Peter Lynch’s investing strategy can be summarized by one piece of simple advice "Buy what you know." Lynch encourages investors to focus on companies and industries they understand well.

 

In addition to deeply researching and understanding companies he invests in, Peter Lynch considers several quantitative factors in choosing stocks to buy.

 

A company should be worth its “Earnings Growth Rate” times its “Current Earnings”.

 

Earnings Growth

Lynch places a strong emphasis on a company's earnings growth. He looks for companies with consistent and sustainable earnings growth over time.

 

Price-Earnings Ratio (P/E)

Lynch uses the P/E ratio as a valuation metric. A low P/E ratio might indicate that a stock is undervalued, while a high P/E ratio could suggest overvaluation. However, he cautions against relying solely on this metric and advises considering other factors as well.

 

PEG Ratio

The Price/Earnings to Growth (PEG) ratio is another key metric Lynch considers. The PEG ratio takes into account a company's earnings growth rate. A PEG ratio below 1 may indicate an undervalued stock relative to its growth prospects.

 

Strong Balance Sheet/Low Debt

Lynch prefers companies with a strong balance sheet, low debt, and a history of responsible financial management. A healthy balance sheet provides safety during economic downturns.

Provided material
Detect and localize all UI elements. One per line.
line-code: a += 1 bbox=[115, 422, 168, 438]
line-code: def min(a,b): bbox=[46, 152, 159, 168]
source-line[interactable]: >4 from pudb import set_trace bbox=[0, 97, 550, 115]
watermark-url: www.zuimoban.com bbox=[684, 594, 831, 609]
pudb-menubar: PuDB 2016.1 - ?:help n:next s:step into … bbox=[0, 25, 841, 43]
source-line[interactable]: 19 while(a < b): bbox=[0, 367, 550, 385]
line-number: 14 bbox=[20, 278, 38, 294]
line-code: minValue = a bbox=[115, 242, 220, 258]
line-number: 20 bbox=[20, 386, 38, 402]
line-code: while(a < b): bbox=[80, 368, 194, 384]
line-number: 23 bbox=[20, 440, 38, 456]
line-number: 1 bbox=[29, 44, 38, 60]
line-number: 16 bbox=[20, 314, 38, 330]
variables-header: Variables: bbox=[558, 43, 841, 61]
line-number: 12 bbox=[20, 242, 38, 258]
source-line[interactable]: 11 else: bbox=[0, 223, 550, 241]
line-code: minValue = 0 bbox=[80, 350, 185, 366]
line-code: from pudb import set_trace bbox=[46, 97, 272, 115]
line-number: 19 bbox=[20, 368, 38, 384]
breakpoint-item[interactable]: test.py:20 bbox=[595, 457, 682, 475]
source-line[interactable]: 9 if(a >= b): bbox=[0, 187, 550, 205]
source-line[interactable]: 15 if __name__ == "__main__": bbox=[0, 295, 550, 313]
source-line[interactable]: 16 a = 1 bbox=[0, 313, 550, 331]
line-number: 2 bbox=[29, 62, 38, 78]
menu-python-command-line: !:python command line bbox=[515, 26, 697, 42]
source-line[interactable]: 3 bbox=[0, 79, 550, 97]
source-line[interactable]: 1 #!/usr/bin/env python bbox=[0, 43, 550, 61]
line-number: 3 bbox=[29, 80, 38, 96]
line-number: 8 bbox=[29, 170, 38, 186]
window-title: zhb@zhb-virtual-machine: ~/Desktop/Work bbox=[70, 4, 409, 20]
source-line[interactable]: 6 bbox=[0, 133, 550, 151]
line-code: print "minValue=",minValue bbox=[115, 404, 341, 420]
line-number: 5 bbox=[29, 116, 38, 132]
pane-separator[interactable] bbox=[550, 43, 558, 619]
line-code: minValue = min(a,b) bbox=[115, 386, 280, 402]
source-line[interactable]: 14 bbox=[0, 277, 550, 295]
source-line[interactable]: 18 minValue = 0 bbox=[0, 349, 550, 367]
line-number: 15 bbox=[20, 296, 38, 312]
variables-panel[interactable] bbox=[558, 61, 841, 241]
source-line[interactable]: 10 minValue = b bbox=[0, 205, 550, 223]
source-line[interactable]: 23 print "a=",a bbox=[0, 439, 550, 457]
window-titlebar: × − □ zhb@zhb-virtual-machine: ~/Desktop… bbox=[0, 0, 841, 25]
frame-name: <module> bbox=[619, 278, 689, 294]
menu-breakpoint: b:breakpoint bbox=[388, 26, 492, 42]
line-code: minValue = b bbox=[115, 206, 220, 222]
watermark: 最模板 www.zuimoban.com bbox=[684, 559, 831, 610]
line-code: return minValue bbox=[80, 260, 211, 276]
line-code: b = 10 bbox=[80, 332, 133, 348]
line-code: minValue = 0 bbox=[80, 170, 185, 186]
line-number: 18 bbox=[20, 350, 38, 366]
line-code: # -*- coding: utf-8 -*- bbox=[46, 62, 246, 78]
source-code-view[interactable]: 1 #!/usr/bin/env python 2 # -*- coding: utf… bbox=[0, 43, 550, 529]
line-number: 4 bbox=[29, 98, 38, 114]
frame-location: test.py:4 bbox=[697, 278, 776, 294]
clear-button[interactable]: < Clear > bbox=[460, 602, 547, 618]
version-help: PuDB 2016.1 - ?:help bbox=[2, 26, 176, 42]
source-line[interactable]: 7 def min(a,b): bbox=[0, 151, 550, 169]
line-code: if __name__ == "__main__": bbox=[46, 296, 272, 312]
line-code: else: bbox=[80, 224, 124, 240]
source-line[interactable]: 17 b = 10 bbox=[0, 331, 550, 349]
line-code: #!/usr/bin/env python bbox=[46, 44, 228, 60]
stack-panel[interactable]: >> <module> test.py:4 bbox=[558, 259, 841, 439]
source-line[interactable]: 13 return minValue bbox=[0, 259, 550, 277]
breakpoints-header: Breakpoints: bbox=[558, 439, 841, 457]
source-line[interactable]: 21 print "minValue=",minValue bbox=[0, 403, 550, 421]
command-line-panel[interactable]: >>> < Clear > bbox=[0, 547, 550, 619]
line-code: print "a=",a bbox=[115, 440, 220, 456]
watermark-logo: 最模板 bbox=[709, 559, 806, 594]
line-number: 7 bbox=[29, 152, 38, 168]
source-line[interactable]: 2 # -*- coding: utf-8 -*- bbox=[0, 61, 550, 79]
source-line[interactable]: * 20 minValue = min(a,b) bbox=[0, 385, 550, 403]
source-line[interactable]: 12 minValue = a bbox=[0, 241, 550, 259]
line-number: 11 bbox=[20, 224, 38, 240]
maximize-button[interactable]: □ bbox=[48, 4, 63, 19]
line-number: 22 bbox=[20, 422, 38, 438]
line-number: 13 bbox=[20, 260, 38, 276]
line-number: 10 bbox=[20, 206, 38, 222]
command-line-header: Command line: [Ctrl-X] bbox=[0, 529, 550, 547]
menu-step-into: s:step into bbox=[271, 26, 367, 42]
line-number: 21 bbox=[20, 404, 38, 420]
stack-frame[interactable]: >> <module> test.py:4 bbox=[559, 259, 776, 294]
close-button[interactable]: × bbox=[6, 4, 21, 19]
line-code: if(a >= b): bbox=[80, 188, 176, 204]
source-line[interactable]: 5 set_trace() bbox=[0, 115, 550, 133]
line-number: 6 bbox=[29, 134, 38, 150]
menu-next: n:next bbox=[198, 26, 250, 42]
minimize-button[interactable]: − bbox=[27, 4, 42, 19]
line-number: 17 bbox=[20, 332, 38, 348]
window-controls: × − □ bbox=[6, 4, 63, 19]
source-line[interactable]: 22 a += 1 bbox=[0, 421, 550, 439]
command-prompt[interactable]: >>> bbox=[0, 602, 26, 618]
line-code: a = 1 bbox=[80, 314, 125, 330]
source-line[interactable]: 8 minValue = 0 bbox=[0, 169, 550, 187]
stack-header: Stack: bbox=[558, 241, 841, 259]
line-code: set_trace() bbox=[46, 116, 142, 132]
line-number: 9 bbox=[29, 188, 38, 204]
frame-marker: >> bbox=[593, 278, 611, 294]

Required tasks
**1)** Summarize the passage on Peter Lynch's investing strategy in two sentences.
**2)** Reproduce the listing verbatim from its first line up to and including the line with "line-number: 20 bbox=[20, 386, 38, 402]".

Results in order
**1)** Peter Lynch's investing strategy is summed up by the advice "Buy what you know," which encourages investors to focus on companies and industries they understand well. Beyond such research, he weighs quantitative factors: consistent and sustainable earnings growth, the P/E ratio (though not on its own), a PEG ratio below 1 as a possible sign of undervaluation, and a strong balance sheet with low debt.

**2)**
Detect and localize all UI elements. One per line.
line-code: a += 1 bbox=[115, 422, 168, 438]
line-code: def min(a,b): bbox=[46, 152, 159, 168]
source-line[interactable]: >4 from pudb import set_trace bbox=[0, 97, 550, 115]
watermark-url: www.zuimoban.com bbox=[684, 594, 831, 609]
pudb-menubar: PuDB 2016.1 - ?:help n:next s:step into … bbox=[0, 25, 841, 43]
source-line[interactable]: 19 while(a < b): bbox=[0, 367, 550, 385]
line-number: 14 bbox=[20, 278, 38, 294]
line-code: minValue = a bbox=[115, 242, 220, 258]
line-number: 20 bbox=[20, 386, 38, 402]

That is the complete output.